--- BEGIN Listed records ---
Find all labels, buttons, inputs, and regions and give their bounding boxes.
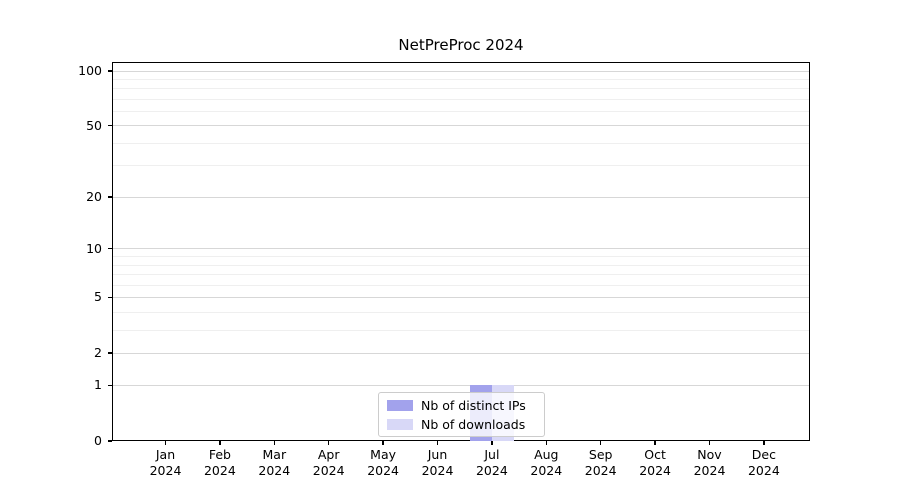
x-tick (763, 441, 765, 445)
y-gridline-minor (113, 264, 809, 266)
x-tick (436, 441, 439, 445)
y-tick-label: 0 (94, 433, 102, 448)
x-tick-label: Oct 2024 (639, 447, 671, 478)
x-tick-label: Apr 2024 (312, 447, 345, 478)
x-tick-label: Feb 2024 (203, 447, 236, 478)
x-tick-label: Mar 2024 (258, 447, 291, 478)
y-tick (108, 296, 112, 298)
x-tick-label: Aug 2024 (530, 447, 563, 478)
legend-swatch-downloads (387, 418, 413, 430)
y-tick-label: 1 (94, 377, 102, 393)
legend-item-distinct-ips: Nb of distinct IPs (387, 398, 536, 413)
chart-title: NetPreProc 2024 (398, 36, 524, 54)
y-tick (108, 384, 112, 387)
y-gridline-major (113, 125, 809, 127)
x-tick (708, 441, 711, 445)
y-gridline-minor (113, 329, 809, 331)
x-tick-label: Sep 2024 (584, 447, 617, 478)
x-tick-label: Dec 2024 (747, 447, 780, 478)
y-tick (108, 440, 112, 442)
x-tick-label: Jul 2024 (475, 447, 508, 478)
y-tick (108, 248, 112, 250)
y-gridline-minor (113, 273, 809, 275)
y-gridline-minor (113, 142, 809, 144)
x-tick-label: Jan 2024 (149, 447, 182, 478)
x-tick (491, 441, 493, 445)
y-gridline-major (113, 248, 809, 250)
y-tick-label: 5 (94, 289, 102, 305)
legend-label-downloads: Nb of downloads (421, 416, 526, 432)
y-gridline-major (113, 352, 809, 354)
y-gridline-minor (113, 165, 809, 167)
y-gridline-major (113, 70, 809, 72)
y-gridline-minor (113, 256, 809, 258)
y-gridline-minor (113, 111, 809, 113)
y-tick (108, 70, 112, 72)
x-tick-label: Jun 2024 (421, 447, 454, 478)
y-tick-label: 2 (94, 344, 102, 360)
y-gridline-minor (113, 98, 809, 100)
y-tick-label: 10 (86, 240, 102, 256)
y-gridline-major (113, 385, 809, 387)
y-tick (108, 125, 112, 127)
y-gridline-minor (113, 79, 809, 81)
y-gridline-minor (113, 88, 809, 90)
y-gridline-major (113, 297, 809, 299)
legend: Nb of distinct IPs Nb of downloads (378, 392, 545, 437)
y-gridline-minor (113, 284, 809, 286)
x-tick (654, 441, 656, 445)
x-tick (600, 441, 602, 445)
x-tick-label: Nov 2024 (693, 447, 726, 478)
y-gridline-minor (113, 311, 809, 313)
y-tick (108, 196, 112, 198)
legend-label-distinct-ips: Nb of distinct IPs (421, 397, 526, 413)
plot-area (112, 62, 810, 441)
legend-item-downloads: Nb of downloads (387, 417, 536, 432)
y-tick (108, 352, 112, 354)
x-tick (545, 441, 547, 445)
legend-swatch-distinct-ips (387, 399, 413, 411)
y-gridline-major (113, 196, 809, 198)
y-tick-label: 100 (78, 63, 102, 78)
x-tick-label: May 2024 (367, 447, 399, 478)
x-tick (219, 441, 221, 445)
y-tick-label: 20 (86, 188, 102, 204)
x-tick (164, 441, 167, 445)
y-tick-label: 50 (86, 117, 102, 133)
x-tick (382, 441, 384, 445)
x-tick (273, 441, 275, 445)
x-tick (328, 441, 330, 445)
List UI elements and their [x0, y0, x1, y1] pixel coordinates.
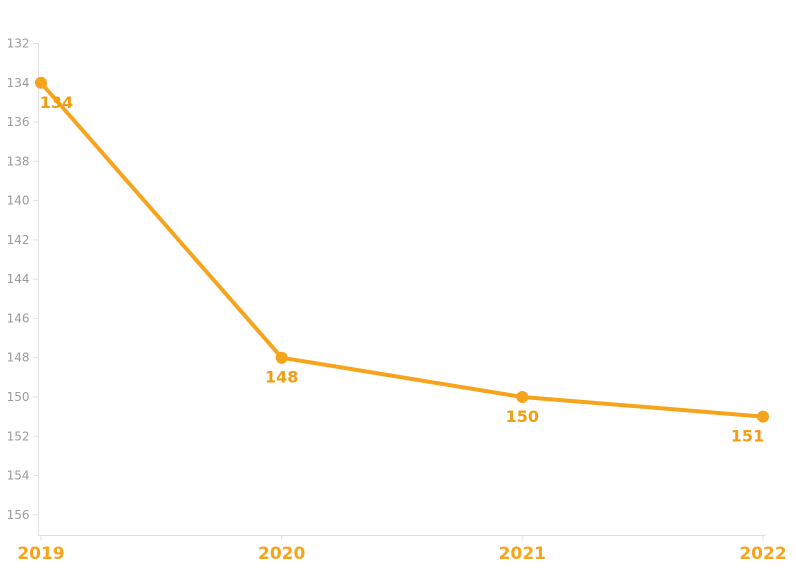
y-tick-label: 152 [7, 429, 30, 443]
y-tick-label: 148 [7, 351, 30, 365]
data-point-label: 134 [40, 93, 73, 112]
x-tick-label: 2022 [739, 544, 786, 564]
y-tick-label: 136 [7, 115, 30, 129]
y-tick-label: 132 [7, 37, 30, 51]
y-tick-label: 156 [7, 508, 30, 522]
data-point[interactable] [275, 351, 288, 364]
x-tick-label: 2019 [17, 544, 64, 564]
y-tick-label: 134 [7, 76, 30, 90]
y-tick-label: 144 [7, 272, 30, 286]
data-point-label: 148 [265, 368, 298, 387]
y-tick-label: 150 [7, 390, 30, 404]
data-point[interactable] [516, 390, 529, 403]
y-tick-label: 142 [7, 233, 30, 247]
y-tick-label: 140 [7, 194, 30, 208]
y-tick-label: 138 [7, 154, 30, 168]
data-point[interactable] [35, 76, 47, 89]
data-point-label: 151 [731, 427, 764, 446]
x-tick-label: 2021 [499, 544, 546, 564]
x-tick-label: 2020 [258, 544, 305, 564]
series-line [39, 80, 765, 419]
y-tick-label: 154 [7, 469, 30, 483]
data-point-label: 150 [506, 407, 539, 426]
data-point[interactable] [757, 410, 769, 423]
y-tick-label: 146 [7, 311, 30, 325]
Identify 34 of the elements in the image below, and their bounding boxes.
--- END Listed records ---
→ Instructions to follow
Copy the listing lines from the line with "y-tick-label: 152 [7, 429, 30, 443]" to the line with "data-point[interactable] [516, 390, 529, 403]", swapping "y-tick-label" for "y-axis-label" and keeping everything else the same.

→ Response to the task
y-axis-label: 152 [7, 429, 30, 443]
y-axis-label: 148 [7, 351, 30, 365]
data-point-label: 134 [40, 93, 73, 112]
x-tick-label: 2022 [739, 544, 786, 564]
y-axis-label: 136 [7, 115, 30, 129]
y-axis-label: 132 [7, 37, 30, 51]
y-axis-label: 156 [7, 508, 30, 522]
data-point[interactable] [275, 351, 288, 364]
x-tick-label: 2019 [17, 544, 64, 564]
y-axis-label: 134 [7, 76, 30, 90]
y-axis-label: 144 [7, 272, 30, 286]
data-point-label: 148 [265, 368, 298, 387]
y-axis-label: 150 [7, 390, 30, 404]
data-point[interactable] [516, 390, 529, 403]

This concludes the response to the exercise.